Return each line of the data below exactly, omitting any pictures.

Figure content listings

────────

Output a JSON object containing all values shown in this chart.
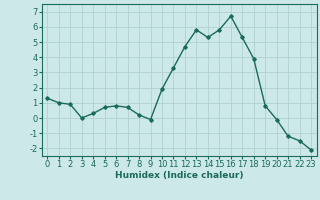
{
  "x": [
    0,
    1,
    2,
    3,
    4,
    5,
    6,
    7,
    8,
    9,
    10,
    11,
    12,
    13,
    14,
    15,
    16,
    17,
    18,
    19,
    20,
    21,
    22,
    23
  ],
  "y": [
    1.3,
    1.0,
    0.9,
    0.0,
    0.3,
    0.7,
    0.8,
    0.7,
    0.2,
    -0.1,
    1.9,
    3.3,
    4.7,
    5.8,
    5.3,
    5.8,
    6.7,
    5.3,
    3.9,
    0.8,
    -0.1,
    -1.2,
    -1.5,
    -2.1
  ],
  "line_color": "#1a6b5a",
  "marker": "D",
  "marker_size": 1.8,
  "linewidth": 1.0,
  "bg_color": "#cce8e8",
  "grid_color": "#b0d0d0",
  "xlabel": "Humidex (Indice chaleur)",
  "xlabel_fontsize": 6.5,
  "tick_fontsize": 6.0,
  "ylim": [
    -2.5,
    7.5
  ],
  "yticks": [
    -2,
    -1,
    0,
    1,
    2,
    3,
    4,
    5,
    6,
    7
  ],
  "xlim": [
    -0.5,
    23.5
  ],
  "xticks": [
    0,
    1,
    2,
    3,
    4,
    5,
    6,
    7,
    8,
    9,
    10,
    11,
    12,
    13,
    14,
    15,
    16,
    17,
    18,
    19,
    20,
    21,
    22,
    23
  ]
}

────────

=== Reply to the task ===
Output a JSON object containing all values shown in this chart.
{
  "x": [
    0,
    1,
    2,
    3,
    4,
    5,
    6,
    7,
    8,
    9,
    10,
    11,
    12,
    13,
    14,
    15,
    16,
    17,
    18,
    19,
    20,
    21,
    22,
    23
  ],
  "y": [
    1.3,
    1.0,
    0.9,
    0.0,
    0.3,
    0.7,
    0.8,
    0.7,
    0.2,
    -0.1,
    1.9,
    3.3,
    4.7,
    5.8,
    5.3,
    5.8,
    6.7,
    5.3,
    3.9,
    0.8,
    -0.1,
    -1.2,
    -1.5,
    -2.1
  ],
  "line_color": "#1a6b5a",
  "marker": "D",
  "marker_size": 1.8,
  "linewidth": 1.0,
  "bg_color": "#cce8e8",
  "grid_color": "#b0d0d0",
  "xlabel": "Humidex (Indice chaleur)",
  "xlabel_fontsize": 6.5,
  "tick_fontsize": 6.0,
  "ylim": [
    -2.5,
    7.5
  ],
  "yticks": [
    -2,
    -1,
    0,
    1,
    2,
    3,
    4,
    5,
    6,
    7
  ],
  "xlim": [
    -0.5,
    23.5
  ],
  "xticks": [
    0,
    1,
    2,
    3,
    4,
    5,
    6,
    7,
    8,
    9,
    10,
    11,
    12,
    13,
    14,
    15,
    16,
    17,
    18,
    19,
    20,
    21,
    22,
    23
  ]
}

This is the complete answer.